**Instructions for the task**
From the entries below, pull out each line where "TEMPERATURE" appears.
-- Exercise materials start --
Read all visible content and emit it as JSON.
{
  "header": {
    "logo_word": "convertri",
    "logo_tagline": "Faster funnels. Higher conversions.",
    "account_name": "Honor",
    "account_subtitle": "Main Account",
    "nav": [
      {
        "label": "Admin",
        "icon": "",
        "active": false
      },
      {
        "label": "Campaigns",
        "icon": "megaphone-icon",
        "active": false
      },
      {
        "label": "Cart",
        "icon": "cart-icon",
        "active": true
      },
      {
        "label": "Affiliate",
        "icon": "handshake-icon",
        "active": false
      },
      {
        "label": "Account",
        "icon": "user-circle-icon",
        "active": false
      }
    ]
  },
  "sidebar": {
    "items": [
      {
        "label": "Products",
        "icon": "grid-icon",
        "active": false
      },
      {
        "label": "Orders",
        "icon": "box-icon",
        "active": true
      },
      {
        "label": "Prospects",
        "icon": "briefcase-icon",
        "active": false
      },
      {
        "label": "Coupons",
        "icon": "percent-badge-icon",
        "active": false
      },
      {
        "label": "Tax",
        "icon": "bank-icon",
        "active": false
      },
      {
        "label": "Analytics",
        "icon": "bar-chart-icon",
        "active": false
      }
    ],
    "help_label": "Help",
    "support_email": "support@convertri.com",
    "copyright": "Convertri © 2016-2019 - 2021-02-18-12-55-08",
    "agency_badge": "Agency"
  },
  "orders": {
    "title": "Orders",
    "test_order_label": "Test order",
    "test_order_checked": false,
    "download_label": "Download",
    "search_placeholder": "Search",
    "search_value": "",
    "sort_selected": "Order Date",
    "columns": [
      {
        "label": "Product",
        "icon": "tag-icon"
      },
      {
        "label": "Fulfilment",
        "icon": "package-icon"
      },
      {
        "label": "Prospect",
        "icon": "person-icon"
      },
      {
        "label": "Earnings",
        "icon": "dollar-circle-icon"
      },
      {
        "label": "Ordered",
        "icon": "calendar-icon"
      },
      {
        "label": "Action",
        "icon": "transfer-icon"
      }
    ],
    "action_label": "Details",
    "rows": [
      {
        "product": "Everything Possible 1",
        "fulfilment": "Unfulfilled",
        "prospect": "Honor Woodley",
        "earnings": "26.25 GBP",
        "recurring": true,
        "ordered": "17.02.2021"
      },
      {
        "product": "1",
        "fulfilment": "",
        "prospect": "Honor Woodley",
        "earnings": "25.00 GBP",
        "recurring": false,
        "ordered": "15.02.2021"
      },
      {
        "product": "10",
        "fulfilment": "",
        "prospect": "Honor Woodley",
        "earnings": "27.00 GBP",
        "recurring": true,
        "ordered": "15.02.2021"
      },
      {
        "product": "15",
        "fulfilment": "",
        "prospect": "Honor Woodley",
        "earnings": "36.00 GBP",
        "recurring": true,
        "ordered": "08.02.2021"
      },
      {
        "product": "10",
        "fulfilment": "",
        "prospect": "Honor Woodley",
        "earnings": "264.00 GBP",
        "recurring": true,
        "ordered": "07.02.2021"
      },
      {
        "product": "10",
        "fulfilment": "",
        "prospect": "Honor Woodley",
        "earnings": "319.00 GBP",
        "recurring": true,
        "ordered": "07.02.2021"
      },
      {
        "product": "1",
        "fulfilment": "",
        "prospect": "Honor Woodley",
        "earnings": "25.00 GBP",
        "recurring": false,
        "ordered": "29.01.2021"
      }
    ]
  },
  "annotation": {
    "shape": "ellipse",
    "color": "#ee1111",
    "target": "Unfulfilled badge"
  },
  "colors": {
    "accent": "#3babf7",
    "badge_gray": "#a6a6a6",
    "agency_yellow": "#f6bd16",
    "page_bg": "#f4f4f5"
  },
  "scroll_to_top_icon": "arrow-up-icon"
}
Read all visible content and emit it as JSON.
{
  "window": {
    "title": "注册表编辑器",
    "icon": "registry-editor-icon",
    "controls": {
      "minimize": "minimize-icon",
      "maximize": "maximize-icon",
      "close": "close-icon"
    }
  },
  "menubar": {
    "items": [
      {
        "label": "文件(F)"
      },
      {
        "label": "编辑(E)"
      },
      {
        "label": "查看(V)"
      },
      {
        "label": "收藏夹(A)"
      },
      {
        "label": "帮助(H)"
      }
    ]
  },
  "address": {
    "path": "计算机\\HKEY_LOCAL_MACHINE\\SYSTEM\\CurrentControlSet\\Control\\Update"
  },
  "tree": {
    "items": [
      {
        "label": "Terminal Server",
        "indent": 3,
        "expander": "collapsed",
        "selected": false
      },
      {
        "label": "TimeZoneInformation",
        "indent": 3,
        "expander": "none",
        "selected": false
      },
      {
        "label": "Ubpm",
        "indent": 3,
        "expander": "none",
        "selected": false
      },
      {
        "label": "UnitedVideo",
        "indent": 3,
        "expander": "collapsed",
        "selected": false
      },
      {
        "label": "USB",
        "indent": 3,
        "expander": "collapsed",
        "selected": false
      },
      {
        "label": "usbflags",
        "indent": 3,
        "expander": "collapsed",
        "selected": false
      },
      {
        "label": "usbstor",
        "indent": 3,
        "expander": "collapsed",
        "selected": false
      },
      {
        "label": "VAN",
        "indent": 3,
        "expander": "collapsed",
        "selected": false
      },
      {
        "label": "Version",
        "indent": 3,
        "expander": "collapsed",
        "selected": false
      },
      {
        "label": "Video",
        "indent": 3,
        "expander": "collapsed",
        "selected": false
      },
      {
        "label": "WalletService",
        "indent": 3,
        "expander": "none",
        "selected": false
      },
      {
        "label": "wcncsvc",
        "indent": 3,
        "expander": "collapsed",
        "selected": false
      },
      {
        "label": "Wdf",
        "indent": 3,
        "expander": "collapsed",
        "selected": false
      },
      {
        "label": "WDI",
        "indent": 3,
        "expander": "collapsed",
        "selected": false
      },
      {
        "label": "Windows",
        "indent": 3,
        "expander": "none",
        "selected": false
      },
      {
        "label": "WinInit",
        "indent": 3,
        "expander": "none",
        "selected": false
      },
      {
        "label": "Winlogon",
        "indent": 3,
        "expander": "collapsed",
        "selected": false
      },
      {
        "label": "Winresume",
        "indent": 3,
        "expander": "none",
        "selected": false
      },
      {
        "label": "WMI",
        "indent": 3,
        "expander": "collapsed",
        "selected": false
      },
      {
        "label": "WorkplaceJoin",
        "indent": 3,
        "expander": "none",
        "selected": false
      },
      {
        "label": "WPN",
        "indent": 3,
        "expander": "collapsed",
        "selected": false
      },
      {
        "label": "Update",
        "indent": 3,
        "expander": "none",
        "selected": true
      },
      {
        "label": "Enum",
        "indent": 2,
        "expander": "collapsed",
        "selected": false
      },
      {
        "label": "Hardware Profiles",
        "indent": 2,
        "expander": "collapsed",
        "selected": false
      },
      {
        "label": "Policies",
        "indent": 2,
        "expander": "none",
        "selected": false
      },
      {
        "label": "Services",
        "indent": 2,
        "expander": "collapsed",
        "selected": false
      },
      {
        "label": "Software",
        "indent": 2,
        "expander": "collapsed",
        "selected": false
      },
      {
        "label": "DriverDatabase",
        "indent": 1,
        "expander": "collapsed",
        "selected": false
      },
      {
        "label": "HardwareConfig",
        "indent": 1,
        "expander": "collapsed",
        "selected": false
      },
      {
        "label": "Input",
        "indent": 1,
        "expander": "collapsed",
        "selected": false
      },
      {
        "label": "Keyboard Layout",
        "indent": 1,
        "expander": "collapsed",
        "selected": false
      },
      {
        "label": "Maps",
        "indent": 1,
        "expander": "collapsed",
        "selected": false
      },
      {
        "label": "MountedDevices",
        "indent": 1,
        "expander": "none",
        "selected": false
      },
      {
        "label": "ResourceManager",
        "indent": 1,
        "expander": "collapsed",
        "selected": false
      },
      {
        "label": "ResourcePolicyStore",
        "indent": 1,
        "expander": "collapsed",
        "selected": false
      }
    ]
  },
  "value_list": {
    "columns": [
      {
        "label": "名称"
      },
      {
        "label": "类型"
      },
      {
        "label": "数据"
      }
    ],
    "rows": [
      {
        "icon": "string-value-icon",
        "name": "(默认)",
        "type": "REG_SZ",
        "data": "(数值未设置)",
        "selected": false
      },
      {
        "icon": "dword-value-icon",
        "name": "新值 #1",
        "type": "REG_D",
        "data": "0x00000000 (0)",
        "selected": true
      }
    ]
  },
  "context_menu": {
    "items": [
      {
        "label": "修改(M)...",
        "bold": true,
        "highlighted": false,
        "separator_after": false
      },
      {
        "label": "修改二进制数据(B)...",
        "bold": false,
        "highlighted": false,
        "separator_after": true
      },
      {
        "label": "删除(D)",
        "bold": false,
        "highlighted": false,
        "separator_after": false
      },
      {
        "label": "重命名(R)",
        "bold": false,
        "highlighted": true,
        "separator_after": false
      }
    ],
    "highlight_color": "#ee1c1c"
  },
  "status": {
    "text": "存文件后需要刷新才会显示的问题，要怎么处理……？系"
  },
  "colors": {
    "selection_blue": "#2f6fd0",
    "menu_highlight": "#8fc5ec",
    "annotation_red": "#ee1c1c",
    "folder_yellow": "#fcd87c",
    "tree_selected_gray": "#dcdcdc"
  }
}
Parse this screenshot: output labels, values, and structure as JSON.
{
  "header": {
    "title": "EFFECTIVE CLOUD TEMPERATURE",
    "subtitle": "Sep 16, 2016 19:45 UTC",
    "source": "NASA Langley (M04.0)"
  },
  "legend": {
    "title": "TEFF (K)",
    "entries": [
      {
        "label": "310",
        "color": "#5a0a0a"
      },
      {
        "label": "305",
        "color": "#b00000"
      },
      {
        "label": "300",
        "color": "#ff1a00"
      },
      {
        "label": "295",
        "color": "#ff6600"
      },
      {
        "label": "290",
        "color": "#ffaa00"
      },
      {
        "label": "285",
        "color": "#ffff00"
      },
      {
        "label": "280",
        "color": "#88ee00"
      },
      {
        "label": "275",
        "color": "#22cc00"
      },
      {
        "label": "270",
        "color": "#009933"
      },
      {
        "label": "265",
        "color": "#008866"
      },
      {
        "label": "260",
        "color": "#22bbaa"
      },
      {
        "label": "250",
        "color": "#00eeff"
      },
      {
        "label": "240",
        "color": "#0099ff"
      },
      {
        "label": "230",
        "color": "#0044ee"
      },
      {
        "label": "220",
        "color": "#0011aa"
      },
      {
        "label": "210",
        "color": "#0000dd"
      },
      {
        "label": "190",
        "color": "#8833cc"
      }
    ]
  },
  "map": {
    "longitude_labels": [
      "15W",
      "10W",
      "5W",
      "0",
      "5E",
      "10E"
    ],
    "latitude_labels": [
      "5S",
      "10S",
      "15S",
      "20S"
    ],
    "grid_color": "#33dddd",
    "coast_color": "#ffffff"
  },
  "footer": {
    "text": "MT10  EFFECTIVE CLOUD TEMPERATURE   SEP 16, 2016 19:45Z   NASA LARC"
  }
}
-- Exercise materials end --
**Finished exercise**
    "title": "EFFECTIVE CLOUD TEMPERATURE",
    "text": "MT10  EFFECTIVE CLOUD TEMPERATURE   SEP 16, 2016 19:45Z   NASA LARC"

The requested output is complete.